PROBLEM TO WORK ON » Output the material word for word. Leave each picture out.

+--

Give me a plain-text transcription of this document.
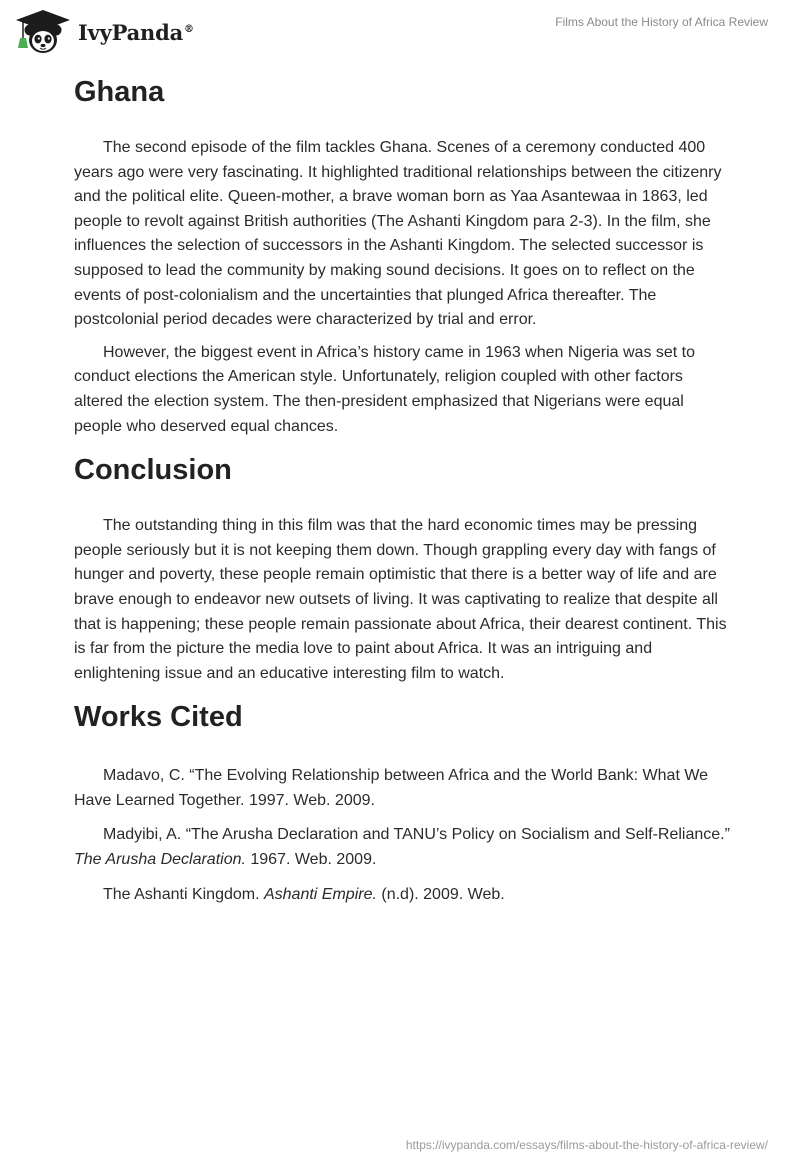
IvyPanda®	Films About the History of Africa Review
Ghana

The second episode of the film tackles Ghana. Scenes of a ceremony conducted 400 years ago were very fascinating. It highlighted traditional relationships between the citizenry and the political elite. Queen-mother, a brave woman born as Yaa Asantewaa in 1863, led people to revolt against British authorities (The Ashanti Kingdom para 2-3). In the film, she influences the selection of successors in the Ashanti Kingdom. The selected successor is supposed to lead the community by making sound decisions. It goes on to reflect on the events of post-colonialism and the uncertainties that plunged Africa thereafter. The postcolonial period decades were characterized by trial and error.

However, the biggest event in Africa’s history came in 1963 when Nigeria was set to conduct elections the American style. Unfortunately, religion coupled with other factors altered the election system. The then-president emphasized that Nigerians were equal people who deserved equal chances.

Conclusion

The outstanding thing in this film was that the hard economic times may be pressing people seriously but it is not keeping them down. Though grappling every day with fangs of hunger and poverty, these people remain optimistic that there is a better way of life and are brave enough to endeavor new outsets of living. It was captivating to realize that despite all that is happening; these people remain passionate about Africa, their dearest continent. This is far from the picture the media love to paint about Africa. It was an intriguing and enlightening issue and an educative interesting film to watch.

Works Cited

Madavo, C. “The Evolving Relationship between Africa and the World Bank: What We Have Learned Together. 1997. Web. 2009.

Madyibi, A. “The Arusha Declaration and TANU’s Policy on Socialism and Self-Reliance.” The Arusha Declaration. 1967. Web. 2009.

The Ashanti Kingdom. Ashanti Empire. (n.d). 2009. Web.

https://ivypanda.com/essays/films-about-the-history-of-africa-review/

+--

FULL SOLUTION »
Give me a plain-text transcription of this document.
IvyPanda®	Films About the History of Africa Review
Ghana

The second episode of the film tackles Ghana. Scenes of a ceremony conducted 400 years ago were very fascinating. It highlighted traditional relationships between the citizenry and the political elite. Queen-mother, a brave woman born as Yaa Asantewaa in 1863, led people to revolt against British authorities (The Ashanti Kingdom para 2-3). In the film, she influences the selection of successors in the Ashanti Kingdom. The selected successor is supposed to lead the community by making sound decisions. It goes on to reflect on the events of post-colonialism and the uncertainties that plunged Africa thereafter. The postcolonial period decades were characterized by trial and error.

However, the biggest event in Africa’s history came in 1963 when Nigeria was set to conduct elections the American style. Unfortunately, religion coupled with other factors altered the election system. The then-president emphasized that Nigerians were equal people who deserved equal chances.

Conclusion

The outstanding thing in this film was that the hard economic times may be pressing people seriously but it is not keeping them down. Though grappling every day with fangs of hunger and poverty, these people remain optimistic that there is a better way of life and are brave enough to endeavor new outsets of living. It was captivating to realize that despite all that is happening; these people remain passionate about Africa, their dearest continent. This is far from the picture the media love to paint about Africa. It was an intriguing and enlightening issue and an educative interesting film to watch.

Works Cited

Madavo, C. “The Evolving Relationship between Africa and the World Bank: What We Have Learned Together. 1997. Web. 2009.

Madyibi, A. “The Arusha Declaration and TANU’s Policy on Socialism and Self-Reliance.” The Arusha Declaration. 1967. Web. 2009.

The Ashanti Kingdom. Ashanti Empire. (n.d). 2009. Web.

https://ivypanda.com/essays/films-about-the-history-of-africa-review/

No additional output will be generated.